■ SUPPLIED INFORMATION:
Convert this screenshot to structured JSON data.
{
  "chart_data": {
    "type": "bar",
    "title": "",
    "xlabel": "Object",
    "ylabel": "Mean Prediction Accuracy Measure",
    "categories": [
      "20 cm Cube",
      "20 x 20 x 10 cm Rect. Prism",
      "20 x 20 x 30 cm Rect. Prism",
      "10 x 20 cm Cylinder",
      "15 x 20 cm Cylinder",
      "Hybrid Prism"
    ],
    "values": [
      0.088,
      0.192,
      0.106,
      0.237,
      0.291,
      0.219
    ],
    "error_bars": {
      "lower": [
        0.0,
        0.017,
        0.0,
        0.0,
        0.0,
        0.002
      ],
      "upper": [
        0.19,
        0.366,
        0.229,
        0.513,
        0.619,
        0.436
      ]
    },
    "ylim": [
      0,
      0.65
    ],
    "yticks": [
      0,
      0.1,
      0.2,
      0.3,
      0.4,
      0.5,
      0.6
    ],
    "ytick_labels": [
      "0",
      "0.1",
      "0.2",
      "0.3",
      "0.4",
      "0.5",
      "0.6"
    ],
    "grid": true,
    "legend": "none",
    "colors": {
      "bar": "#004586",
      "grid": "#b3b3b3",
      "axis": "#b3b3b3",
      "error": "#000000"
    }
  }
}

■ TASK BRIEF:
Write the material out exactly, with nothing left out.

■ OUTPUT OF THE EXERCISE:
Convert this screenshot to structured JSON data.
{
  "chart_data": {
    "type": "bar",
    "title": "",
    "xlabel": "Object",
    "ylabel": "Mean Prediction Accuracy Measure",
    "categories": [
      "20 cm Cube",
      "20 x 20 x 10 cm Rect. Prism",
      "20 x 20 x 30 cm Rect. Prism",
      "10 x 20 cm Cylinder",
      "15 x 20 cm Cylinder",
      "Hybrid Prism"
    ],
    "values": [
      0.088,
      0.192,
      0.106,
      0.237,
      0.291,
      0.219
    ],
    "error_bars": {
      "lower": [
        0.0,
        0.017,
        0.0,
        0.0,
        0.0,
        0.002
      ],
      "upper": [
        0.19,
        0.366,
        0.229,
        0.513,
        0.619,
        0.436
      ]
    },
    "ylim": [
      0,
      0.65
    ],
    "yticks": [
      0,
      0.1,
      0.2,
      0.3,
      0.4,
      0.5,
      0.6
    ],
    "ytick_labels": [
      "0",
      "0.1",
      "0.2",
      "0.3",
      "0.4",
      "0.5",
      "0.6"
    ],
    "grid": true,
    "legend": "none",
    "colors": {
      "bar": "#004586",
      "grid": "#b3b3b3",
      "axis": "#b3b3b3",
      "error": "#000000"
    }
  }
}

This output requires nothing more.